- [WORK TO DO]: In the data below, locate each line with the word "IIIpare" and list it.

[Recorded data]

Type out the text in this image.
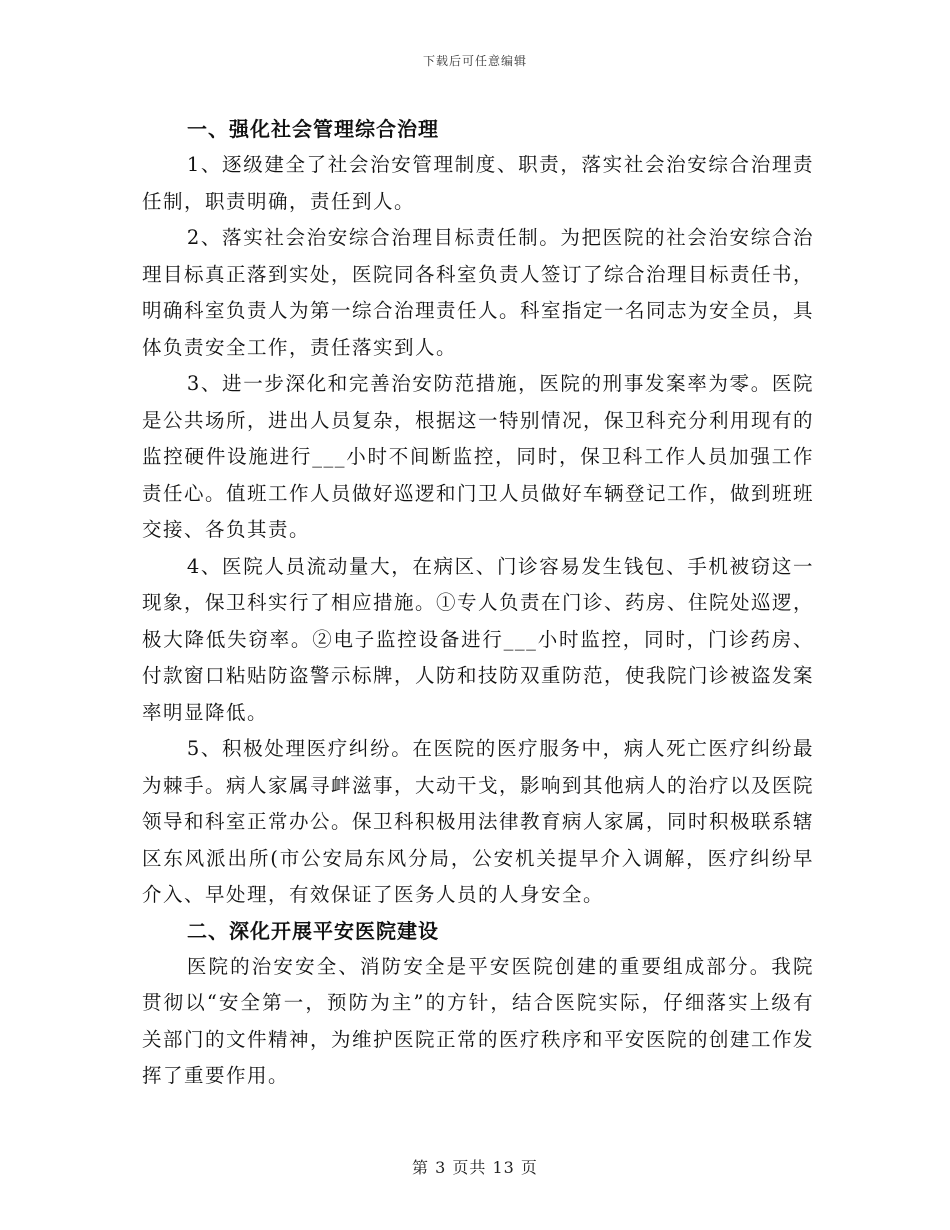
下载后可任意编辑

一、强化社会管理综合治理

1、逐级建全了社会治安管理制度、职责，落实社会治安综合治理责任制，职责明确，责任到人。

2、落实社会治安综合治理目标责任制。为把医院的社会治安综合治理目标真正落到实处，医院同各科室负责人签订了综合治理目标责任书，明确科室负责人为第一综合治理责任人。科室指定一名同志为安全员，具体负责安全工作，责任落实到人。

3、进一步深化和完善治安防范措施，医院的刑事发案率为零。医院是公共场所，进出人员复杂，根据这一特别情况，保卫科充分利用现有的监控硬件设施进行___小时不间断监控，同时，保卫科工作人员加强工作责任心。值班工作人员做好巡逻和门卫人员做好车辆登记工作，做到班班交接、各负其责。

4、医院人员流动量大，在病区、门诊容易发生钱包、手机被窃这一现象，保卫科实行了相应措施。①专人负责在门诊、药房、住院处巡逻，极大降低失窃率。②电子监控设备进行___小时监控，同时，门诊药房、付款窗口粘贴防盗警示标牌，人防和技防双重防范，使我院门诊被盗发案率明显降低。

5、积极处理医疗纠纷。在医院的医疗服务中，病人死亡医疗纠纷最为棘手。病人家属寻衅滋事，大动干戈，影响到其他病人的治疗以及医院领导和科室正常办公。保卫科积极用法律教育病人家属，同时积极联系辖区东风派出所(市公安局东风分局，公安机关提早介入调解，医疗纠纷早介入、早处理，有效保证了医务人员的人身安全。

二、深化开展平安医院建设

医院的治安安全、消防安全是平安医院创建的重要组成部分。我院贯彻以“安全第一，预防为主”的方针，结合医院实际，仔细落实上级有关部门的文件精神，为维护医院正常的医疗秩序和平安医院的创建工作发挥了重要作用。

第 3 页共 13 页
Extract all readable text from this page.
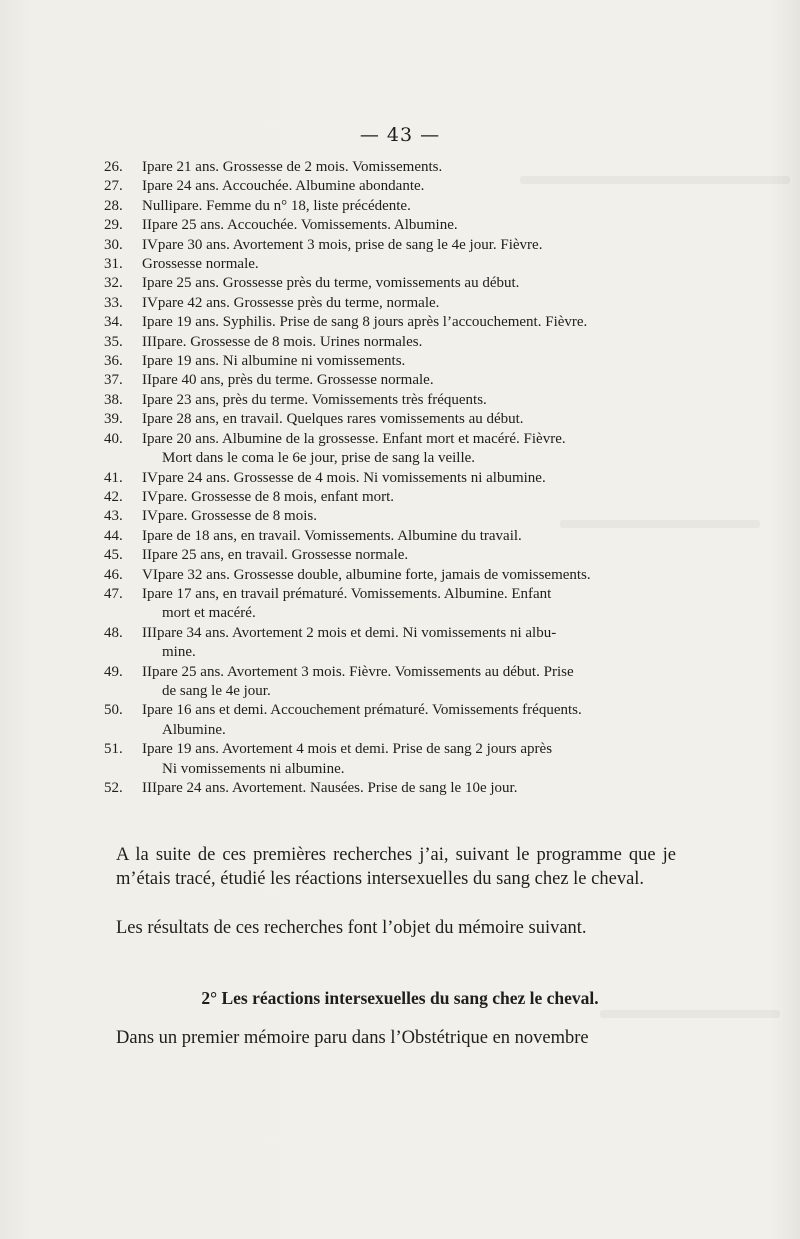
— 43 —
26.	Ipare 21 ans. Grossesse de 2 mois. Vomissements.
27.	Ipare 24 ans. Accouchée. Albumine abondante.
28.	Nullipare. Femme du n° 18, liste précédente.
29.	IIpare 25 ans. Accouchée. Vomissements. Albumine.
30.	IVpare 30 ans. Avortement 3 mois, prise de sang le 4e jour. Fièvre.
31.	Grossesse normale.
32.	Ipare 25 ans. Grossesse près du terme, vomissements au début.
33.	IVpare 42 ans. Grossesse près du terme, normale.
34.	Ipare 19 ans. Syphilis. Prise de sang 8 jours après l’accouchement. Fièvre.
35.	IIIpare. Grossesse de 8 mois. Urines normales.
36.	Ipare 19 ans. Ni albumine ni vomissements.
37.	IIpare 40 ans, près du terme. Grossesse normale.
38.	Ipare 23 ans, près du terme. Vomissements très fréquents.
39.	Ipare 28 ans, en travail. Quelques rares vomissements au début.
40.	Ipare 20 ans. Albumine de la grossesse. Enfant mort et macéré. Fièvre.
Mort dans le coma le 6e jour, prise de sang la veille.
41.	IVpare 24 ans. Grossesse de 4 mois. Ni vomissements ni albumine.
42.	IVpare. Grossesse de 8 mois, enfant mort.
43.	IVpare. Grossesse de 8 mois.
44.	Ipare de 18 ans, en travail. Vomissements. Albumine du travail.
45.	IIpare 25 ans, en travail. Grossesse normale.
46.	VIpare 32 ans. Grossesse double, albumine forte, jamais de vomissements.
47.	Ipare 17 ans, en travail prématuré. Vomissements. Albumine. Enfant
mort et macéré.
48.	IIIpare 34 ans. Avortement 2 mois et demi. Ni vomissements ni albu-
mine.
49.	IIpare 25 ans. Avortement 3 mois. Fièvre. Vomissements au début. Prise
de sang le 4e jour.
50.	Ipare 16 ans et demi. Accouchement prématuré. Vomissements fréquents.
Albumine.
51.	Ipare 19 ans. Avortement 4 mois et demi. Prise de sang 2 jours après
Ni vomissements ni albumine.
52.	IIIpare 24 ans. Avortement. Nausées. Prise de sang le 10e jour.

A la suite de ces premières recherches j’ai, suivant le programme que je m’étais tracé, étudié les réactions intersexuelles du sang chez le cheval.

Les résultats de ces recherches font l’objet du mémoire suivant.

2° Les réactions intersexuelles du sang chez le cheval.

Dans un premier mémoire paru dans l’Obstétrique en novembre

- [RESPONSE FOR THIS EXERCISE]:
35.	IIIpare. Grossesse de 8 mois. Urines normales.
48.	IIIpare 34 ans. Avortement 2 mois et demi. Ni vomissements ni albu-
52.	IIIpare 24 ans. Avortement. Nausées. Prise de sang le 10e jour.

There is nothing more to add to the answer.